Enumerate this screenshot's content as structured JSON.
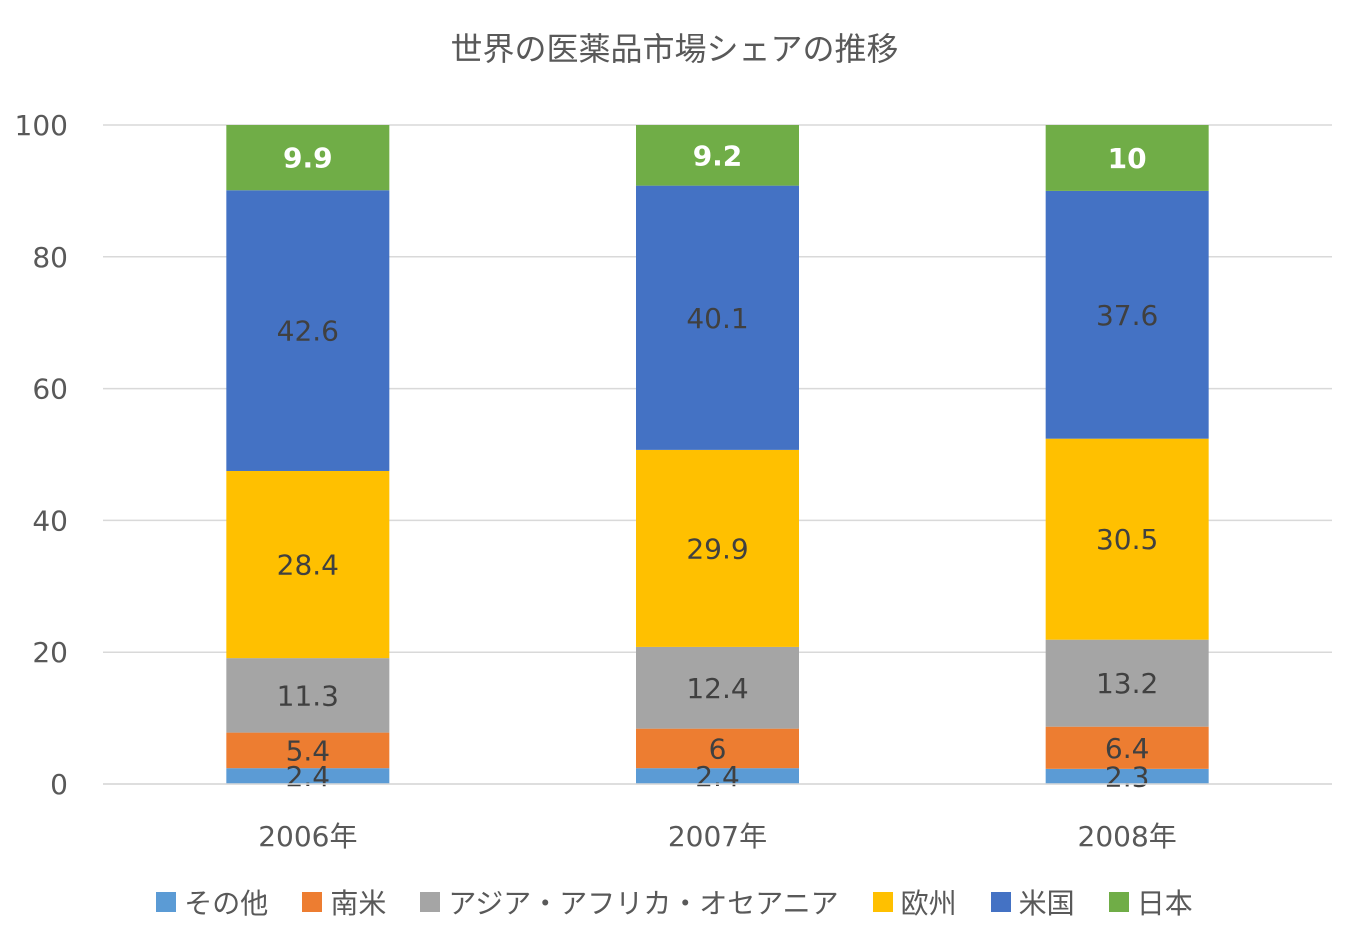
{
  "chart_data": {
    "type": "bar",
    "stacked": true,
    "title": "世界の医薬品市場シェアの推移",
    "categories": [
      "2006年",
      "2007年",
      "2008年"
    ],
    "ylim": [
      0,
      100
    ],
    "yticks": [
      0,
      20,
      40,
      60,
      80,
      100
    ],
    "grid": true,
    "legend_position": "bottom",
    "series": [
      {
        "name": "その他",
        "color": "#5B9BD5",
        "label_color": "#404040",
        "label_bold": false,
        "values": [
          2.4,
          2.4,
          2.3
        ],
        "labels": [
          "2.4",
          "2.4",
          "2.3"
        ]
      },
      {
        "name": "南米",
        "color": "#ED7D31",
        "label_color": "#404040",
        "label_bold": false,
        "values": [
          5.4,
          6,
          6.4
        ],
        "labels": [
          "5.4",
          "6",
          "6.4"
        ]
      },
      {
        "name": "アジア・アフリカ・オセアニア",
        "color": "#A5A5A5",
        "label_color": "#404040",
        "label_bold": false,
        "values": [
          11.3,
          12.4,
          13.2
        ],
        "labels": [
          "11.3",
          "12.4",
          "13.2"
        ]
      },
      {
        "name": "欧州",
        "color": "#FFC000",
        "label_color": "#404040",
        "label_bold": false,
        "values": [
          28.4,
          29.9,
          30.5
        ],
        "labels": [
          "28.4",
          "29.9",
          "30.5"
        ]
      },
      {
        "name": "米国",
        "color": "#4472C4",
        "label_color": "#404040",
        "label_bold": false,
        "values": [
          42.6,
          40.1,
          37.6
        ],
        "labels": [
          "42.6",
          "40.1",
          "37.6"
        ]
      },
      {
        "name": "日本",
        "color": "#70AD47",
        "label_color": "#FFFFFF",
        "label_bold": true,
        "values": [
          9.9,
          9.2,
          10
        ],
        "labels": [
          "9.9",
          "9.2",
          "10"
        ]
      }
    ]
  }
}
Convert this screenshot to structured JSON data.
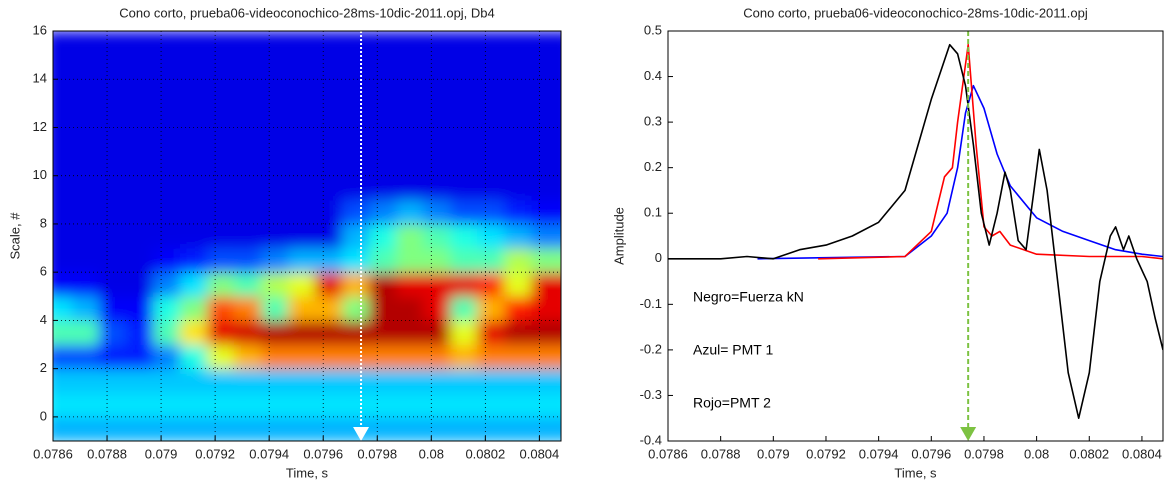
{
  "chart_data": [
    {
      "type": "heatmap",
      "title": "Cono corto, prueba06-videoconochico-28ms-10dic-2011.opj, Db4",
      "xlabel": "Time, s",
      "ylabel": "Scale, #",
      "xlim": [
        0.0786,
        0.08048
      ],
      "ylim": [
        -1,
        16
      ],
      "xticks": [
        0.0786,
        0.0788,
        0.079,
        0.0792,
        0.0794,
        0.0796,
        0.0798,
        0.08,
        0.0802,
        0.0804
      ],
      "yticks": [
        0,
        2,
        4,
        6,
        8,
        10,
        12,
        14,
        16
      ],
      "grid": true,
      "colormap": "jet",
      "marker_x": 0.07974,
      "x": [
        0.07865,
        0.07875,
        0.07885,
        0.07895,
        0.07905,
        0.07915,
        0.07925,
        0.07935,
        0.07945,
        0.07955,
        0.07965,
        0.07975,
        0.07985,
        0.07995,
        0.08005,
        0.08015,
        0.08025,
        0.08035,
        0.08045
      ],
      "y": [
        -0.5,
        0.5,
        1.5,
        2.5,
        3.5,
        4.5,
        5.5,
        6.5,
        7.5,
        8.5,
        9.5,
        10.5,
        11.5,
        12.5,
        13.5,
        14.5,
        15.5
      ],
      "z": [
        [
          0.3,
          0.3,
          0.3,
          0.3,
          0.3,
          0.3,
          0.3,
          0.3,
          0.3,
          0.3,
          0.3,
          0.3,
          0.3,
          0.3,
          0.3,
          0.3,
          0.3,
          0.3,
          0.3
        ],
        [
          0.35,
          0.35,
          0.35,
          0.35,
          0.35,
          0.35,
          0.35,
          0.35,
          0.35,
          0.35,
          0.35,
          0.35,
          0.35,
          0.35,
          0.35,
          0.35,
          0.35,
          0.35,
          0.35
        ],
        [
          0.32,
          0.32,
          0.32,
          0.32,
          0.32,
          0.32,
          0.32,
          0.32,
          0.32,
          0.32,
          0.32,
          0.32,
          0.32,
          0.32,
          0.32,
          0.32,
          0.32,
          0.32,
          0.32
        ],
        [
          0.2,
          0.2,
          0.15,
          0.15,
          0.25,
          0.4,
          0.6,
          0.7,
          0.75,
          0.75,
          0.75,
          0.75,
          0.75,
          0.75,
          0.75,
          0.7,
          0.75,
          0.75,
          0.75
        ],
        [
          0.45,
          0.45,
          0.2,
          0.15,
          0.45,
          0.65,
          0.9,
          0.92,
          0.95,
          0.95,
          0.95,
          0.95,
          0.95,
          0.95,
          0.95,
          0.6,
          0.9,
          0.95,
          0.95
        ],
        [
          0.35,
          0.3,
          0.12,
          0.12,
          0.4,
          0.5,
          0.8,
          0.75,
          0.45,
          0.7,
          0.7,
          0.5,
          0.95,
          0.95,
          0.9,
          0.45,
          0.7,
          0.85,
          0.9
        ],
        [
          0.12,
          0.12,
          0.1,
          0.1,
          0.25,
          0.35,
          0.5,
          0.45,
          0.55,
          0.6,
          0.9,
          0.7,
          0.95,
          0.9,
          0.9,
          0.9,
          0.85,
          0.6,
          0.9
        ],
        [
          0.1,
          0.1,
          0.1,
          0.1,
          0.12,
          0.15,
          0.2,
          0.2,
          0.25,
          0.3,
          0.3,
          0.35,
          0.45,
          0.5,
          0.5,
          0.45,
          0.45,
          0.55,
          0.5
        ],
        [
          0.1,
          0.1,
          0.1,
          0.1,
          0.1,
          0.1,
          0.1,
          0.1,
          0.1,
          0.1,
          0.1,
          0.3,
          0.4,
          0.5,
          0.45,
          0.4,
          0.35,
          0.3,
          0.25
        ],
        [
          0.1,
          0.1,
          0.1,
          0.1,
          0.1,
          0.1,
          0.1,
          0.1,
          0.1,
          0.1,
          0.1,
          0.2,
          0.25,
          0.3,
          0.25,
          0.2,
          0.2,
          0.15,
          0.12
        ],
        [
          0.1,
          0.1,
          0.1,
          0.1,
          0.1,
          0.1,
          0.1,
          0.1,
          0.1,
          0.1,
          0.1,
          0.1,
          0.1,
          0.1,
          0.1,
          0.1,
          0.1,
          0.1,
          0.1
        ],
        [
          0.1,
          0.1,
          0.1,
          0.1,
          0.1,
          0.1,
          0.1,
          0.1,
          0.1,
          0.1,
          0.1,
          0.1,
          0.1,
          0.1,
          0.1,
          0.1,
          0.1,
          0.1,
          0.1
        ],
        [
          0.1,
          0.1,
          0.1,
          0.1,
          0.1,
          0.1,
          0.1,
          0.1,
          0.1,
          0.1,
          0.1,
          0.1,
          0.1,
          0.1,
          0.1,
          0.1,
          0.1,
          0.1,
          0.1
        ],
        [
          0.1,
          0.1,
          0.1,
          0.1,
          0.1,
          0.1,
          0.1,
          0.1,
          0.1,
          0.1,
          0.1,
          0.1,
          0.1,
          0.1,
          0.1,
          0.1,
          0.1,
          0.1,
          0.1
        ],
        [
          0.1,
          0.1,
          0.1,
          0.1,
          0.1,
          0.1,
          0.1,
          0.1,
          0.1,
          0.1,
          0.1,
          0.1,
          0.1,
          0.1,
          0.1,
          0.1,
          0.1,
          0.1,
          0.1
        ],
        [
          0.1,
          0.1,
          0.1,
          0.1,
          0.1,
          0.1,
          0.1,
          0.1,
          0.1,
          0.1,
          0.1,
          0.1,
          0.1,
          0.1,
          0.1,
          0.1,
          0.1,
          0.1,
          0.1
        ],
        [
          0.1,
          0.1,
          0.1,
          0.1,
          0.1,
          0.1,
          0.1,
          0.1,
          0.1,
          0.1,
          0.1,
          0.1,
          0.1,
          0.1,
          0.1,
          0.1,
          0.1,
          0.1,
          0.1
        ]
      ]
    },
    {
      "type": "line",
      "title": "Cono corto, prueba06-videoconochico-28ms-10dic-2011.opj",
      "xlabel": "Time, s",
      "ylabel": "Amplitude",
      "xlim": [
        0.0786,
        0.08048
      ],
      "ylim": [
        -0.4,
        0.5
      ],
      "xticks": [
        0.0786,
        0.0788,
        0.079,
        0.0792,
        0.0794,
        0.0796,
        0.0798,
        0.08,
        0.0802,
        0.0804
      ],
      "yticks": [
        -0.4,
        -0.3,
        -0.2,
        -0.1,
        0,
        0.1,
        0.2,
        0.3,
        0.4,
        0.5
      ],
      "grid": false,
      "marker_x": 0.07974,
      "marker_color": "#7dc242",
      "annotations": [
        "Negro=Fuerza kN",
        "Azul= PMT 1",
        "Rojo=PMT 2"
      ],
      "series": [
        {
          "color": "#0000ff",
          "x": [
            0.07894,
            0.0795,
            0.0796,
            0.07966,
            0.0797,
            0.07973,
            0.07976,
            0.0798,
            0.07985,
            0.0799,
            0.08,
            0.0801,
            0.0802,
            0.0803,
            0.0804,
            0.08048
          ],
          "values": [
            0,
            0.005,
            0.05,
            0.1,
            0.2,
            0.32,
            0.38,
            0.33,
            0.23,
            0.16,
            0.09,
            0.06,
            0.04,
            0.02,
            0.01,
            0.005
          ]
        },
        {
          "color": "#ff0000",
          "x": [
            0.07917,
            0.0795,
            0.0796,
            0.07965,
            0.07968,
            0.0797,
            0.07974,
            0.07977,
            0.0798,
            0.07983,
            0.07986,
            0.0799,
            0.08,
            0.0802,
            0.0804,
            0.08048
          ],
          "values": [
            0,
            0.005,
            0.06,
            0.18,
            0.2,
            0.3,
            0.47,
            0.25,
            0.07,
            0.05,
            0.06,
            0.03,
            0.01,
            0.005,
            0.005,
            0
          ]
        },
        {
          "color": "#000000",
          "x": [
            0.0786,
            0.0788,
            0.0789,
            0.079,
            0.0791,
            0.0792,
            0.0793,
            0.0794,
            0.0795,
            0.0796,
            0.07967,
            0.0797,
            0.07973,
            0.07976,
            0.07979,
            0.07982,
            0.07985,
            0.07988,
            0.0799,
            0.07993,
            0.07996,
            0.07999,
            0.08001,
            0.08004,
            0.08008,
            0.08012,
            0.08016,
            0.0802,
            0.08024,
            0.08028,
            0.0803,
            0.08033,
            0.08035,
            0.08038,
            0.08042,
            0.08045,
            0.08048
          ],
          "values": [
            0,
            0,
            0.005,
            0,
            0.02,
            0.03,
            0.05,
            0.08,
            0.15,
            0.35,
            0.47,
            0.45,
            0.38,
            0.25,
            0.1,
            0.03,
            0.1,
            0.19,
            0.15,
            0.04,
            0.02,
            0.15,
            0.24,
            0.15,
            -0.05,
            -0.25,
            -0.35,
            -0.25,
            -0.05,
            0.05,
            0.07,
            0.02,
            0.05,
            0,
            -0.05,
            -0.13,
            -0.2
          ]
        }
      ]
    }
  ]
}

----------

■ Problem requirements:
Collect the lines that hold "name".

■ Correct response:
        "name": "その他",
        "name": "南米",
        "name": "アジア・アフリカ・オセアニア",
        "name": "欧州",
        "name": "米国",
        "name": "日本",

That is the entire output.